__Records to use__:
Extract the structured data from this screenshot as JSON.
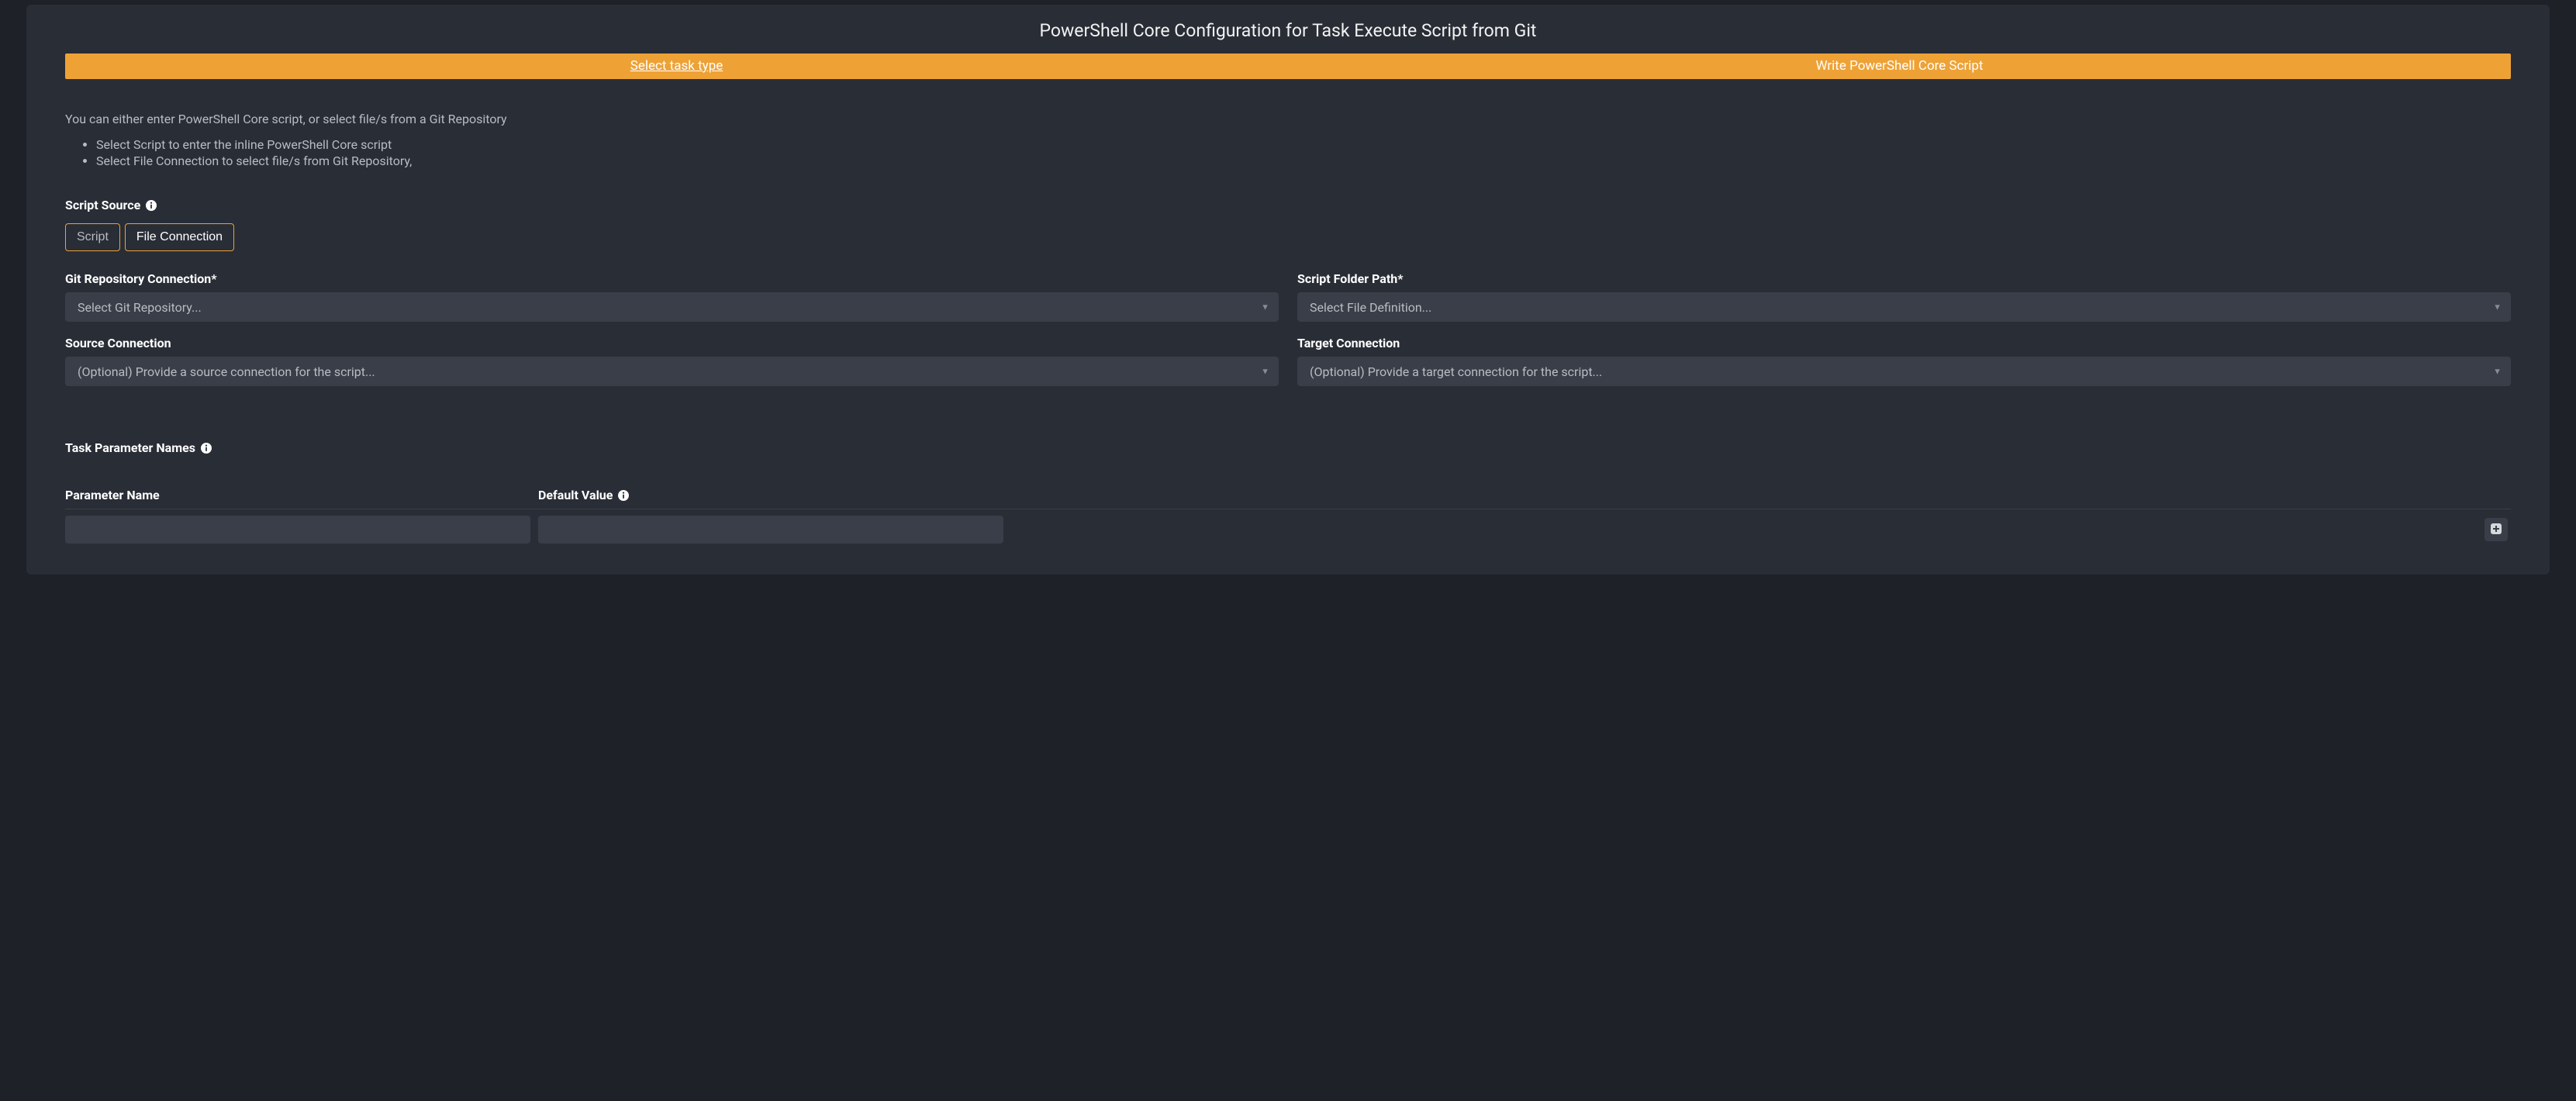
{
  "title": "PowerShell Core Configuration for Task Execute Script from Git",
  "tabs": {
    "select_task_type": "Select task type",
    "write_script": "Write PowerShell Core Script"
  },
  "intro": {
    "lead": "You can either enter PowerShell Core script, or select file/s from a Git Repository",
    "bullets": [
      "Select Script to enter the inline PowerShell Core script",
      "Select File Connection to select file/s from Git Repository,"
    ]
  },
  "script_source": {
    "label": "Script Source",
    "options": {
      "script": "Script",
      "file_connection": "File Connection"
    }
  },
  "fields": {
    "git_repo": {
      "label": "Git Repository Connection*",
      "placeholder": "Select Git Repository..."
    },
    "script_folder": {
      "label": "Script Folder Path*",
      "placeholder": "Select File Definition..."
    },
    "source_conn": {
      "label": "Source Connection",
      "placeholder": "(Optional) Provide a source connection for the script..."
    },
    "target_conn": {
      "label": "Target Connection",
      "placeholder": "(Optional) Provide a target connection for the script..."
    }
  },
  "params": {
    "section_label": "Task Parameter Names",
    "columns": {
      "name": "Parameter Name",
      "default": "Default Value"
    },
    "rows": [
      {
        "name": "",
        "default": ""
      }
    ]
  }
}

__Requirements__:
Without the pictures, return the entries exactly as they appear.

__Output below__:
Extract the structured data from this screenshot as JSON.
{
  "title": "PowerShell Core Configuration for Task Execute Script from Git",
  "tabs": {
    "select_task_type": "Select task type",
    "write_script": "Write PowerShell Core Script"
  },
  "intro": {
    "lead": "You can either enter PowerShell Core script, or select file/s from a Git Repository",
    "bullets": [
      "Select Script to enter the inline PowerShell Core script",
      "Select File Connection to select file/s from Git Repository,"
    ]
  },
  "script_source": {
    "label": "Script Source",
    "options": {
      "script": "Script",
      "file_connection": "File Connection"
    }
  },
  "fields": {
    "git_repo": {
      "label": "Git Repository Connection*",
      "placeholder": "Select Git Repository..."
    },
    "script_folder": {
      "label": "Script Folder Path*",
      "placeholder": "Select File Definition..."
    },
    "source_conn": {
      "label": "Source Connection",
      "placeholder": "(Optional) Provide a source connection for the script..."
    },
    "target_conn": {
      "label": "Target Connection",
      "placeholder": "(Optional) Provide a target connection for the script..."
    }
  },
  "params": {
    "section_label": "Task Parameter Names",
    "columns": {
      "name": "Parameter Name",
      "default": "Default Value"
    },
    "rows": [
      {
        "name": "",
        "default": ""
      }
    ]
  }
}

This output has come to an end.